## Problem details
Write out each line that follows exactly as it stands, without the pictures.

## Material for the task
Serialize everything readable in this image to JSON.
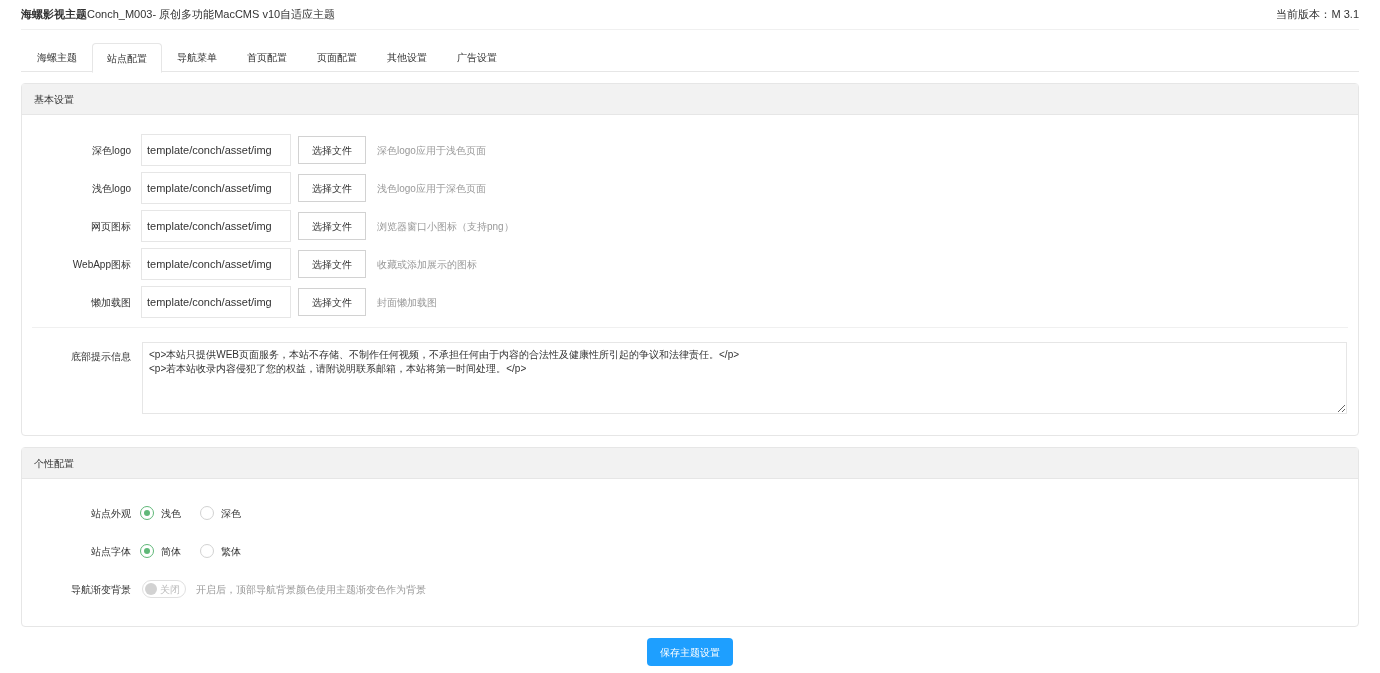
{
  "header": {
    "title_bold": "海螺影视主题",
    "title_rest": "Conch_M003- 原创多功能MacCMS v10自适应主题",
    "version": "当前版本：M 3.1"
  },
  "tabs": [
    {
      "label": "海螺主题",
      "selected": false
    },
    {
      "label": "站点配置",
      "selected": true
    },
    {
      "label": "导航菜单",
      "selected": false
    },
    {
      "label": "首页配置",
      "selected": false
    },
    {
      "label": "页面配置",
      "selected": false
    },
    {
      "label": "其他设置",
      "selected": false
    },
    {
      "label": "广告设置",
      "selected": false
    }
  ],
  "basic_panel": {
    "title": "基本设置",
    "file_rows": [
      {
        "label": "深色logo",
        "value": "template/conch/asset/img",
        "button": "选择文件",
        "hint": "深色logo应用于浅色页面"
      },
      {
        "label": "浅色logo",
        "value": "template/conch/asset/img",
        "button": "选择文件",
        "hint": "浅色logo应用于深色页面"
      },
      {
        "label": "网页图标",
        "value": "template/conch/asset/img",
        "button": "选择文件",
        "hint": "浏览器窗口小图标（支持png）"
      },
      {
        "label": "WebApp图标",
        "value": "template/conch/asset/img",
        "button": "选择文件",
        "hint": "收藏或添加展示的图标"
      },
      {
        "label": "懒加载图",
        "value": "template/conch/asset/img",
        "button": "选择文件",
        "hint": "封面懒加载图"
      }
    ],
    "footer_info": {
      "label": "底部提示信息",
      "value": "<p>本站只提供WEB页面服务，本站不存储、不制作任何视频，不承担任何由于内容的合法性及健康性所引起的争议和法律责任。</p>\n<p>若本站收录内容侵犯了您的权益，请附说明联系邮箱，本站将第一时间处理。</p>"
    }
  },
  "custom_panel": {
    "title": "个性配置",
    "rows": [
      {
        "kind": "radio",
        "label": "站点外观",
        "options": [
          {
            "label": "浅色",
            "selected": true
          },
          {
            "label": "深色",
            "selected": false
          }
        ]
      },
      {
        "kind": "radio",
        "label": "站点字体",
        "options": [
          {
            "label": "简体",
            "selected": true
          },
          {
            "label": "繁体",
            "selected": false
          }
        ]
      },
      {
        "kind": "switch",
        "label": "导航渐变背景",
        "on": false,
        "switch_text": "关闭",
        "hint": "开启后，顶部导航背景颜色使用主题渐变色作为背景"
      }
    ]
  },
  "save_button": "保存主题设置"
}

## Worked answer
Serialize everything readable in this image to JSON.
{
  "header": {
    "title_bold": "海螺影视主题",
    "title_rest": "Conch_M003- 原创多功能MacCMS v10自适应主题",
    "version": "当前版本：M 3.1"
  },
  "tabs": [
    {
      "label": "海螺主题",
      "selected": false
    },
    {
      "label": "站点配置",
      "selected": true
    },
    {
      "label": "导航菜单",
      "selected": false
    },
    {
      "label": "首页配置",
      "selected": false
    },
    {
      "label": "页面配置",
      "selected": false
    },
    {
      "label": "其他设置",
      "selected": false
    },
    {
      "label": "广告设置",
      "selected": false
    }
  ],
  "basic_panel": {
    "title": "基本设置",
    "file_rows": [
      {
        "label": "深色logo",
        "value": "template/conch/asset/img",
        "button": "选择文件",
        "hint": "深色logo应用于浅色页面"
      },
      {
        "label": "浅色logo",
        "value": "template/conch/asset/img",
        "button": "选择文件",
        "hint": "浅色logo应用于深色页面"
      },
      {
        "label": "网页图标",
        "value": "template/conch/asset/img",
        "button": "选择文件",
        "hint": "浏览器窗口小图标（支持png）"
      },
      {
        "label": "WebApp图标",
        "value": "template/conch/asset/img",
        "button": "选择文件",
        "hint": "收藏或添加展示的图标"
      },
      {
        "label": "懒加载图",
        "value": "template/conch/asset/img",
        "button": "选择文件",
        "hint": "封面懒加载图"
      }
    ],
    "footer_info": {
      "label": "底部提示信息",
      "value": "<p>本站只提供WEB页面服务，本站不存储、不制作任何视频，不承担任何由于内容的合法性及健康性所引起的争议和法律责任。</p>\n<p>若本站收录内容侵犯了您的权益，请附说明联系邮箱，本站将第一时间处理。</p>"
    }
  },
  "custom_panel": {
    "title": "个性配置",
    "rows": [
      {
        "kind": "radio",
        "label": "站点外观",
        "options": [
          {
            "label": "浅色",
            "selected": true
          },
          {
            "label": "深色",
            "selected": false
          }
        ]
      },
      {
        "kind": "radio",
        "label": "站点字体",
        "options": [
          {
            "label": "简体",
            "selected": true
          },
          {
            "label": "繁体",
            "selected": false
          }
        ]
      },
      {
        "kind": "switch",
        "label": "导航渐变背景",
        "on": false,
        "switch_text": "关闭",
        "hint": "开启后，顶部导航背景颜色使用主题渐变色作为背景"
      }
    ]
  },
  "save_button": "保存主题设置"
}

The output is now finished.